WRITTEN PROBLEM: Reproduce each line exactly. Skip none.
▼▼▼
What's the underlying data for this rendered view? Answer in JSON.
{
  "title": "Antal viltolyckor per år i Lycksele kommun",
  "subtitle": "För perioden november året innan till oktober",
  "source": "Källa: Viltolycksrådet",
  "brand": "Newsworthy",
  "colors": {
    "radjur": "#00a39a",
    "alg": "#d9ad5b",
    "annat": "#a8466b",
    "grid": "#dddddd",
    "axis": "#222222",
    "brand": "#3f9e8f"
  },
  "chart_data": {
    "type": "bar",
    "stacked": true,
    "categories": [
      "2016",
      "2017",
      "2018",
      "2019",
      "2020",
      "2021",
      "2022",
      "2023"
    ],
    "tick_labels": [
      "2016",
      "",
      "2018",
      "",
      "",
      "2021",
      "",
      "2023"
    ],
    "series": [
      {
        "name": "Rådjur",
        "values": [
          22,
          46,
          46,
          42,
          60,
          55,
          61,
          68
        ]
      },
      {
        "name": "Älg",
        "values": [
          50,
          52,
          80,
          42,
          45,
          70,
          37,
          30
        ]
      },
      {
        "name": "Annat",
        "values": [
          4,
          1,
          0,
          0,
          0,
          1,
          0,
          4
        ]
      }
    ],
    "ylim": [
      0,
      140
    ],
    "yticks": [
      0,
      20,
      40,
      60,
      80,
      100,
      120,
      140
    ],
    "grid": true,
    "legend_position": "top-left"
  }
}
▲▲▲
SOLUTION FOR THIS TASK:
What's the underlying data for this rendered view? Answer in JSON.
{
  "title": "Antal viltolyckor per år i Lycksele kommun",
  "subtitle": "För perioden november året innan till oktober",
  "source": "Källa: Viltolycksrådet",
  "brand": "Newsworthy",
  "colors": {
    "radjur": "#00a39a",
    "alg": "#d9ad5b",
    "annat": "#a8466b",
    "grid": "#dddddd",
    "axis": "#222222",
    "brand": "#3f9e8f"
  },
  "chart_data": {
    "type": "bar",
    "stacked": true,
    "categories": [
      "2016",
      "2017",
      "2018",
      "2019",
      "2020",
      "2021",
      "2022",
      "2023"
    ],
    "tick_labels": [
      "2016",
      "",
      "2018",
      "",
      "",
      "2021",
      "",
      "2023"
    ],
    "series": [
      {
        "name": "Rådjur",
        "values": [
          22,
          46,
          46,
          42,
          60,
          55,
          61,
          68
        ]
      },
      {
        "name": "Älg",
        "values": [
          50,
          52,
          80,
          42,
          45,
          70,
          37,
          30
        ]
      },
      {
        "name": "Annat",
        "values": [
          4,
          1,
          0,
          0,
          0,
          1,
          0,
          4
        ]
      }
    ],
    "ylim": [
      0,
      140
    ],
    "yticks": [
      0,
      20,
      40,
      60,
      80,
      100,
      120,
      140
    ],
    "grid": true,
    "legend_position": "top-left"
  }
}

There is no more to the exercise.